-- Begin RECORDS FOR THIS EXERCISE --
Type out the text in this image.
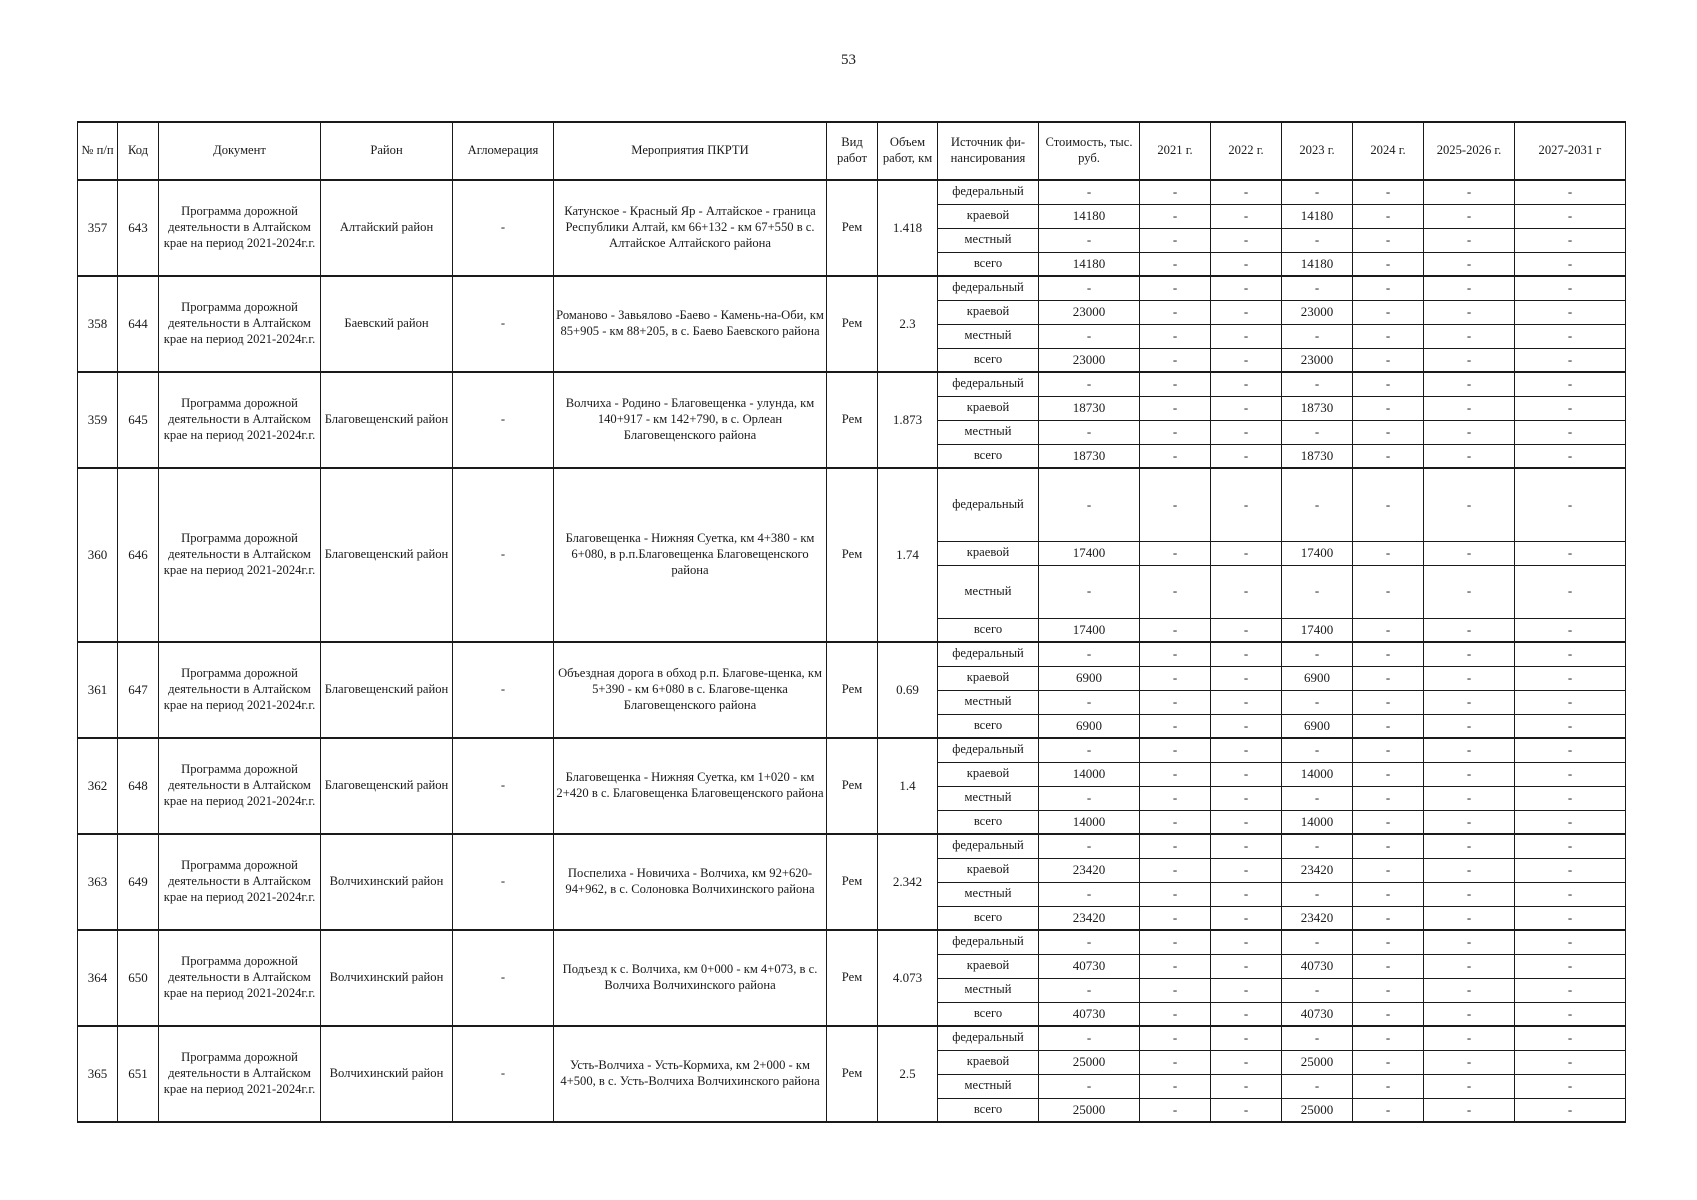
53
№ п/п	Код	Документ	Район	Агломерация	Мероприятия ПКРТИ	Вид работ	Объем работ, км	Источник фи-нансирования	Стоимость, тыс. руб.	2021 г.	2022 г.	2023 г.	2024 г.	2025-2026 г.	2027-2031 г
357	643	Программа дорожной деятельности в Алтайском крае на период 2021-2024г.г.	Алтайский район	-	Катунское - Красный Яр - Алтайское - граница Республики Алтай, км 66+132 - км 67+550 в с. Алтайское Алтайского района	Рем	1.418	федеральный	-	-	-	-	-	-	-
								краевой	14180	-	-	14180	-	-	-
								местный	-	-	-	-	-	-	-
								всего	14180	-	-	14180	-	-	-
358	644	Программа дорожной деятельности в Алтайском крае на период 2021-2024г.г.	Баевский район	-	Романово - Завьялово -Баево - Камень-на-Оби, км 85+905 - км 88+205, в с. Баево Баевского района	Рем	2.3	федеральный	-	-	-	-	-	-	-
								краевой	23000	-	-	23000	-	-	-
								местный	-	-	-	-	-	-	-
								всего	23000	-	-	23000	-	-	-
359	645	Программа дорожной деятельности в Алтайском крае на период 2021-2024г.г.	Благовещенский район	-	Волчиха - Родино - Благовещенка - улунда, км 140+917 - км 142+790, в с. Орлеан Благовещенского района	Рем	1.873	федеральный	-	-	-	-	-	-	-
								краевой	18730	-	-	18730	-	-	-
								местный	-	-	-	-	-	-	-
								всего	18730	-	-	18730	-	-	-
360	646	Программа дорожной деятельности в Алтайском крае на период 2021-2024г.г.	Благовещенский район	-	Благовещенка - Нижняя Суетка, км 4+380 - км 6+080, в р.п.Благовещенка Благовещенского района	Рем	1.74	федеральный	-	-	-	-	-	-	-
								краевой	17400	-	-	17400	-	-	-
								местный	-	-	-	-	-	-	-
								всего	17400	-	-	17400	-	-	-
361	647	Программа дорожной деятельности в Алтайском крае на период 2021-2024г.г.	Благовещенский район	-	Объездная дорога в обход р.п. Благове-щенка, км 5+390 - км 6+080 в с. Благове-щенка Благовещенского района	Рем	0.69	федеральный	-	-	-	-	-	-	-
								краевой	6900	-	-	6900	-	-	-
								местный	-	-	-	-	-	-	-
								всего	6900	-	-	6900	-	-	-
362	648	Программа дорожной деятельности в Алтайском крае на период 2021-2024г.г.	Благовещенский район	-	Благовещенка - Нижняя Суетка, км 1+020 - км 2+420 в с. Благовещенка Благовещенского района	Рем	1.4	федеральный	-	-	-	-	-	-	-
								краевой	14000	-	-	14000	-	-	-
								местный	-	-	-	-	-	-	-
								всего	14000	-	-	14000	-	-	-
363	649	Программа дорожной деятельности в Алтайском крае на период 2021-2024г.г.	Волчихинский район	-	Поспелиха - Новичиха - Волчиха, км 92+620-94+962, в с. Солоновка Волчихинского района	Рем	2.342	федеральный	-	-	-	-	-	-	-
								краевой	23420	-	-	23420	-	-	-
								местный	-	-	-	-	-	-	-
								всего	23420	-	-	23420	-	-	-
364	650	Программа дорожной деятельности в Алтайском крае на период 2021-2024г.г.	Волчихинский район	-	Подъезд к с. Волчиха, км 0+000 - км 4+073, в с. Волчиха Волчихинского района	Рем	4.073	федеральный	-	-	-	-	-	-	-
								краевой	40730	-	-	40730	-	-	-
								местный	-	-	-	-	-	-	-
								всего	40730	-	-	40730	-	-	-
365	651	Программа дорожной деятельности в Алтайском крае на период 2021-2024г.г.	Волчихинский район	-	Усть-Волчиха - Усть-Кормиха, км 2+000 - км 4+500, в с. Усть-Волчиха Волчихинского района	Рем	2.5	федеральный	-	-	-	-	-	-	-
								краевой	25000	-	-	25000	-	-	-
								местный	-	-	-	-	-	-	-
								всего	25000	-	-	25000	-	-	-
-- End RECORDS FOR THIS EXERCISE --
-- Begin RECORDS FOR THIS EXERCISE --
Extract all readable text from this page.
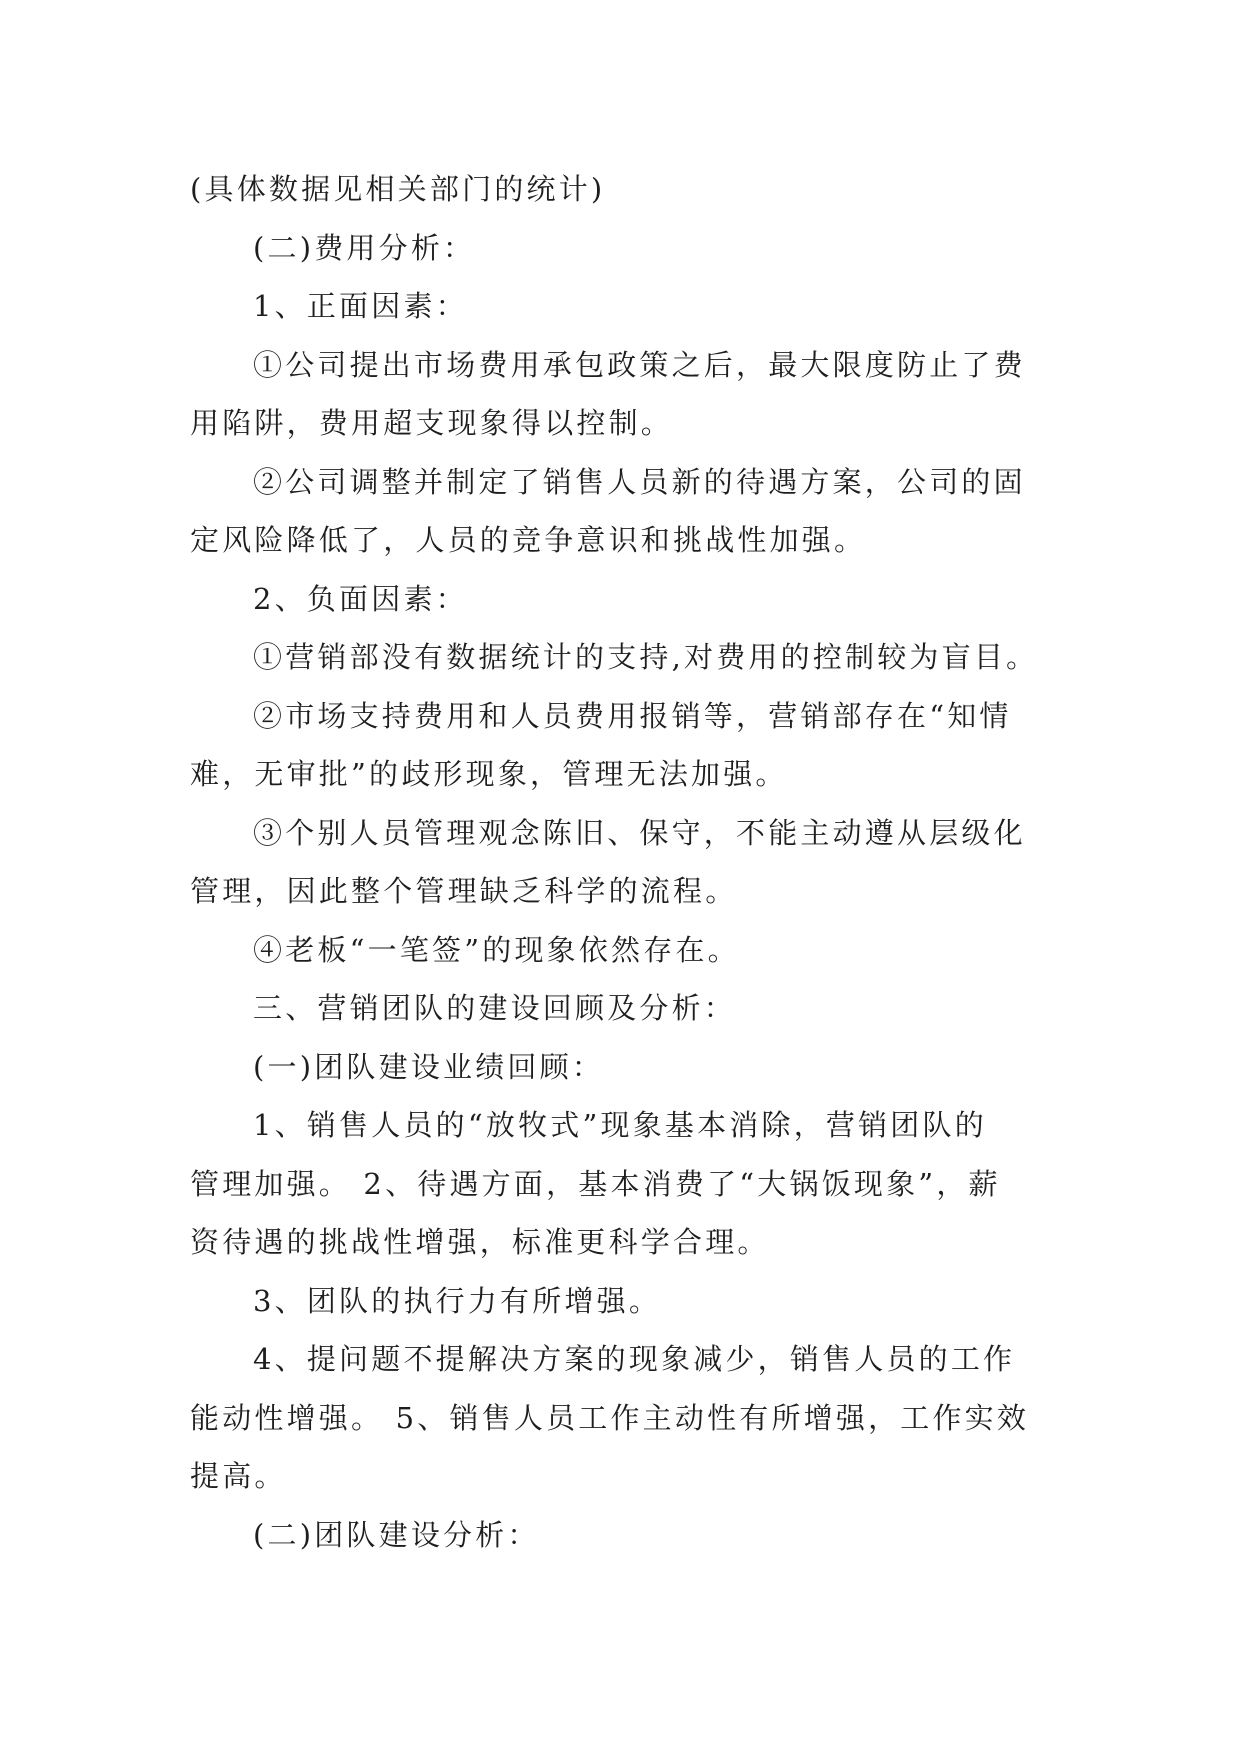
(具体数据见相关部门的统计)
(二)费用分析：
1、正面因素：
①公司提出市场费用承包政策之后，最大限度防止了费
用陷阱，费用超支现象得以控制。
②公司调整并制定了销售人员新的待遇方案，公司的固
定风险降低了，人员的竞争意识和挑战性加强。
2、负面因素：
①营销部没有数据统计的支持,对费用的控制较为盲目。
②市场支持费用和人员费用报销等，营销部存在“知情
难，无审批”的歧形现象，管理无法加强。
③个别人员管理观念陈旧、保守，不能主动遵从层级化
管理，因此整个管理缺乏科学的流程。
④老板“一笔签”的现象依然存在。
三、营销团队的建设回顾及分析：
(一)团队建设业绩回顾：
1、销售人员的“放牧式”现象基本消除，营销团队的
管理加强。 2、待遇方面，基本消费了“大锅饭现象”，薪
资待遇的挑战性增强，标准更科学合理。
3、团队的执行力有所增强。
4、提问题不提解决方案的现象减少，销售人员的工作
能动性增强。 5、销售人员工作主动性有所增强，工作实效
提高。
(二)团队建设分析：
-- End RECORDS FOR THIS EXERCISE --
■ TASK DETAILS
Check each line of the data above for the word "всего" and say how many lines have it. Give the number alone.

■ TASK SOLUTION
9